### [EXERCISE INSTRUCTIONS]
How many lines in the listing below include the word "data"? Reply with the count alone.

<<<<

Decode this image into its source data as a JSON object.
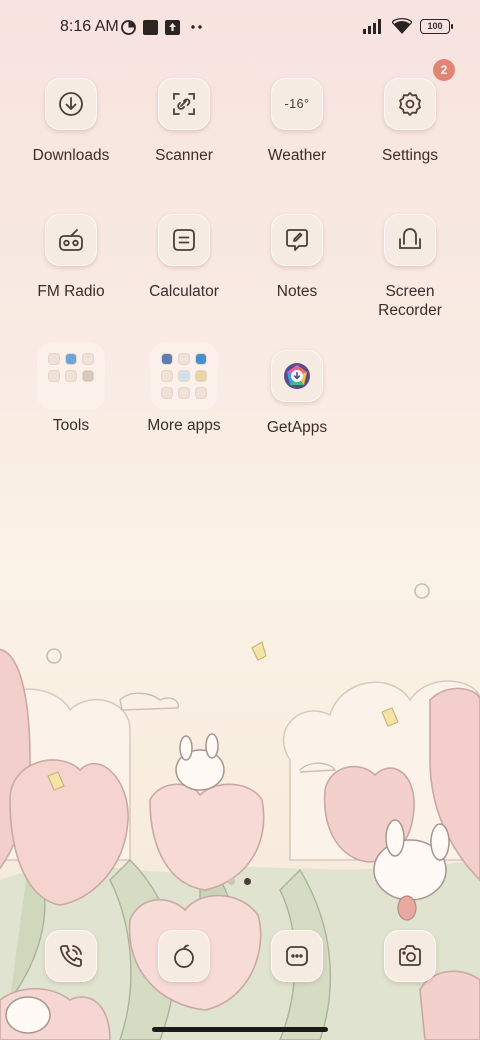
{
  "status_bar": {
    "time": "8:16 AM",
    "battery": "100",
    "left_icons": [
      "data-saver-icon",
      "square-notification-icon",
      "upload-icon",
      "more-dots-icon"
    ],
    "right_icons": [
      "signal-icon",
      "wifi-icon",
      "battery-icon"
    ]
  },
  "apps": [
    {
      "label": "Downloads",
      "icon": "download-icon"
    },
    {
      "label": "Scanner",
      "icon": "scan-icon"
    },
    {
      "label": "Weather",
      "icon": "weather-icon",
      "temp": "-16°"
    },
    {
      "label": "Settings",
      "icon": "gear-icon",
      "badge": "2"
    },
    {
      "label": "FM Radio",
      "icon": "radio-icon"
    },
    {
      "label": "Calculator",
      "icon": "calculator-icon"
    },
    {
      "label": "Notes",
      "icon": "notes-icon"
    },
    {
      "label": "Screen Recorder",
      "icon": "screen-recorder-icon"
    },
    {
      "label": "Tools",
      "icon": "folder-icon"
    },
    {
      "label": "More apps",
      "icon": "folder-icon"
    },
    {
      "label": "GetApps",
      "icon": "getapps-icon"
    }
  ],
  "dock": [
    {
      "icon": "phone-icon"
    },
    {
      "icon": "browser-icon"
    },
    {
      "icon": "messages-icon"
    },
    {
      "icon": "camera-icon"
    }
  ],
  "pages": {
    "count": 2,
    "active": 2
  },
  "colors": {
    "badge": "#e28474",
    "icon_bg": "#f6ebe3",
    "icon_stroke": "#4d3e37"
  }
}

>>>>
<<<<

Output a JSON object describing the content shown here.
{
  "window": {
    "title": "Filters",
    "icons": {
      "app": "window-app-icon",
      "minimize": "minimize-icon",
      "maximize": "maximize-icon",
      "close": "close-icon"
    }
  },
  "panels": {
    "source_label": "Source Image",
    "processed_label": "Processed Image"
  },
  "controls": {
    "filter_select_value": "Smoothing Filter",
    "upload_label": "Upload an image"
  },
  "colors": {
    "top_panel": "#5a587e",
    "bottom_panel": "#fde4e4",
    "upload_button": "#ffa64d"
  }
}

>>>>
<<<<

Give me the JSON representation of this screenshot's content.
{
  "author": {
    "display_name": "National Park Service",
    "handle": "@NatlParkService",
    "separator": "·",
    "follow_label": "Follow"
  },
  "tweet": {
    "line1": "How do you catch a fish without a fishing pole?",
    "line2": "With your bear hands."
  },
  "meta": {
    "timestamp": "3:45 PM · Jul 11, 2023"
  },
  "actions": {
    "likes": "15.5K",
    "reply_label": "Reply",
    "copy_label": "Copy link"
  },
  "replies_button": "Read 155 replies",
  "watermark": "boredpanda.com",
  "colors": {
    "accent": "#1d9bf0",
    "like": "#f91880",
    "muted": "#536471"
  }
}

>>>>

### [FINISHED TASK]
2